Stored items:
= = = =
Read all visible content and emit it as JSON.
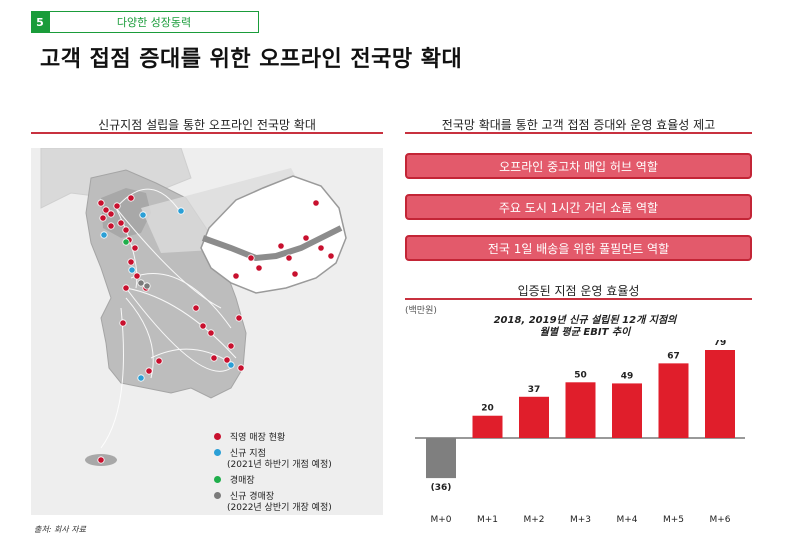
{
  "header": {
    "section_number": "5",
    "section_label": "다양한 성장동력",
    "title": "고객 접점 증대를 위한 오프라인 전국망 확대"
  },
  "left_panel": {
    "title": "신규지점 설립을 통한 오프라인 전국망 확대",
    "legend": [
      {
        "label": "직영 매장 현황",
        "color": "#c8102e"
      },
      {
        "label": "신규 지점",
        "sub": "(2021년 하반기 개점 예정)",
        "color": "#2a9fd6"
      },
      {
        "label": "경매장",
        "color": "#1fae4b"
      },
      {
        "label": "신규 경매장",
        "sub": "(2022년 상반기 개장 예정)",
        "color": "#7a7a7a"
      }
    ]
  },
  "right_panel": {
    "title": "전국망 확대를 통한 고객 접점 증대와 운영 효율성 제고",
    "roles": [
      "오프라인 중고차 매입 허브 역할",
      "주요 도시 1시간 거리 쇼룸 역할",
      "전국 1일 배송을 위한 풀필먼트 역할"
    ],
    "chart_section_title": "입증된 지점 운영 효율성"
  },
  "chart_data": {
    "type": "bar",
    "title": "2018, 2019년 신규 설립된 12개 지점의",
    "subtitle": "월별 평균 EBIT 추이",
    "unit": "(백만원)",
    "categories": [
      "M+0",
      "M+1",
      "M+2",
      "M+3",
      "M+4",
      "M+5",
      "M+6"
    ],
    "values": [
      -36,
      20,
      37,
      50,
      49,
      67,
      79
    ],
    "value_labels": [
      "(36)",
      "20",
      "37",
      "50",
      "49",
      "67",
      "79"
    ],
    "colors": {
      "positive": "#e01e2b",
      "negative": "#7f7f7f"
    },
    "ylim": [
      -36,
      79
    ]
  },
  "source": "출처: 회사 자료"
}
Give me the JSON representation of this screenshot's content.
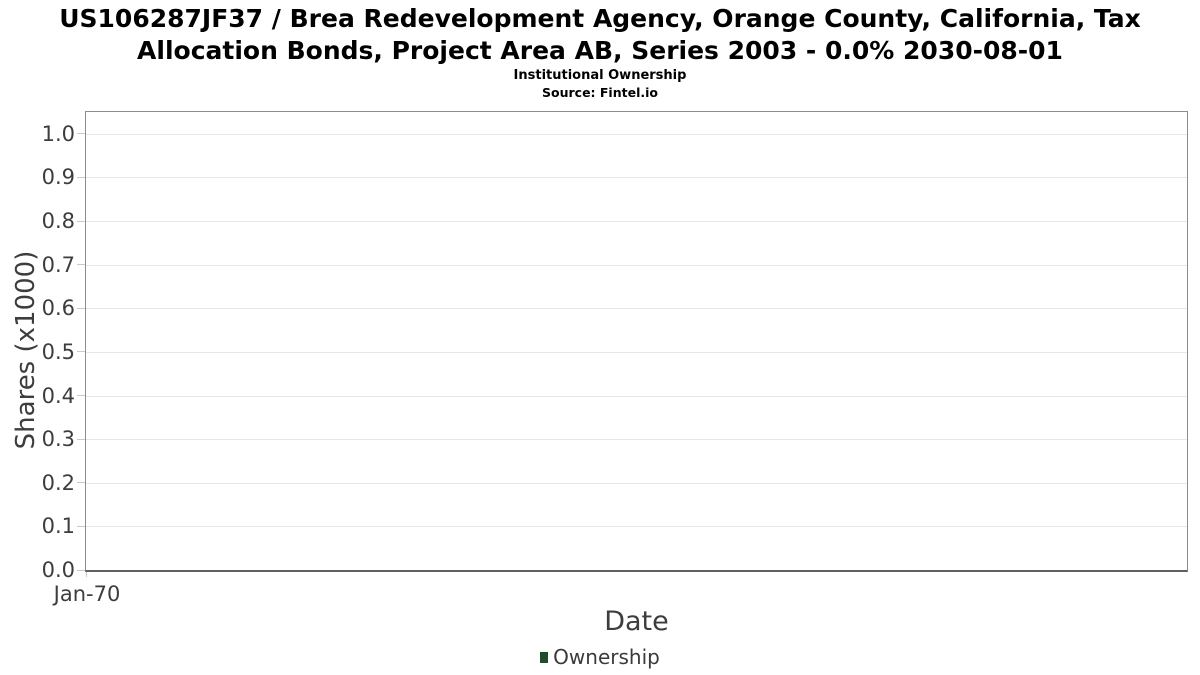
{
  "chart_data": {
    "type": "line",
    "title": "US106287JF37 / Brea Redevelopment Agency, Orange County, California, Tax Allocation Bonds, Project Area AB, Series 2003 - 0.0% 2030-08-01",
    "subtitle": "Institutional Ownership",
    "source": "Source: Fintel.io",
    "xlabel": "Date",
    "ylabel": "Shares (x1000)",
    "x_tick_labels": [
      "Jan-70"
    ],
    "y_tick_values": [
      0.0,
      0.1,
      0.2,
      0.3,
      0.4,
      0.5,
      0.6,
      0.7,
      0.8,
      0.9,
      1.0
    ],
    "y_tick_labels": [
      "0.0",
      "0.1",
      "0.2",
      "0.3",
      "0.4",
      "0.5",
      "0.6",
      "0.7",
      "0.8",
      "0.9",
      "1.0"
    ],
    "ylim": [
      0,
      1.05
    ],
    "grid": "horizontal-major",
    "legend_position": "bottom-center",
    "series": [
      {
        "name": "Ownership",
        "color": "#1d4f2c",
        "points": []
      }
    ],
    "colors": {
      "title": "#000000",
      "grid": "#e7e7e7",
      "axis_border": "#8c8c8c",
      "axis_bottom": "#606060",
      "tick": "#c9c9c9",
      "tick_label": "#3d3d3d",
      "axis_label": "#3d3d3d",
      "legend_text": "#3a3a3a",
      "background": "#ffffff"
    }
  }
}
= = = =
Reproduce the material above verbatim; omit every picture.

### SOLUTION TO THIS PROBLEM
Read all visible content and emit it as JSON.
{
  "header": {
    "section_number": "5",
    "section_label": "다양한 성장동력",
    "title": "고객 접점 증대를 위한 오프라인 전국망 확대"
  },
  "left_panel": {
    "title": "신규지점 설립을 통한 오프라인 전국망 확대",
    "legend": [
      {
        "label": "직영 매장 현황",
        "color": "#c8102e"
      },
      {
        "label": "신규 지점",
        "sub": "(2021년 하반기 개점 예정)",
        "color": "#2a9fd6"
      },
      {
        "label": "경매장",
        "color": "#1fae4b"
      },
      {
        "label": "신규 경매장",
        "sub": "(2022년 상반기 개장 예정)",
        "color": "#7a7a7a"
      }
    ]
  },
  "right_panel": {
    "title": "전국망 확대를 통한 고객 접점 증대와 운영 효율성 제고",
    "roles": [
      "오프라인 중고차 매입 허브 역할",
      "주요 도시 1시간 거리 쇼룸 역할",
      "전국 1일 배송을 위한 풀필먼트 역할"
    ],
    "chart_section_title": "입증된 지점 운영 효율성"
  },
  "chart_data": {
    "type": "bar",
    "title": "2018, 2019년 신규 설립된 12개 지점의",
    "subtitle": "월별 평균 EBIT 추이",
    "unit": "(백만원)",
    "categories": [
      "M+0",
      "M+1",
      "M+2",
      "M+3",
      "M+4",
      "M+5",
      "M+6"
    ],
    "values": [
      -36,
      20,
      37,
      50,
      49,
      67,
      79
    ],
    "value_labels": [
      "(36)",
      "20",
      "37",
      "50",
      "49",
      "67",
      "79"
    ],
    "colors": {
      "positive": "#e01e2b",
      "negative": "#7f7f7f"
    },
    "ylim": [
      -36,
      79
    ]
  },
  "source": "출처: 회사 자료"
}
Give me the JSON representation of this screenshot's content.
{
  "chart_data": {
    "type": "line",
    "title": "US106287JF37 / Brea Redevelopment Agency, Orange County, California, Tax Allocation Bonds, Project Area AB, Series 2003 - 0.0% 2030-08-01",
    "subtitle": "Institutional Ownership",
    "source": "Source: Fintel.io",
    "xlabel": "Date",
    "ylabel": "Shares (x1000)",
    "x_tick_labels": [
      "Jan-70"
    ],
    "y_tick_values": [
      0.0,
      0.1,
      0.2,
      0.3,
      0.4,
      0.5,
      0.6,
      0.7,
      0.8,
      0.9,
      1.0
    ],
    "y_tick_labels": [
      "0.0",
      "0.1",
      "0.2",
      "0.3",
      "0.4",
      "0.5",
      "0.6",
      "0.7",
      "0.8",
      "0.9",
      "1.0"
    ],
    "ylim": [
      0,
      1.05
    ],
    "grid": "horizontal-major",
    "legend_position": "bottom-center",
    "series": [
      {
        "name": "Ownership",
        "color": "#1d4f2c",
        "points": []
      }
    ],
    "colors": {
      "title": "#000000",
      "grid": "#e7e7e7",
      "axis_border": "#8c8c8c",
      "axis_bottom": "#606060",
      "tick": "#c9c9c9",
      "tick_label": "#3d3d3d",
      "axis_label": "#3d3d3d",
      "legend_text": "#3a3a3a",
      "background": "#ffffff"
    }
  }
}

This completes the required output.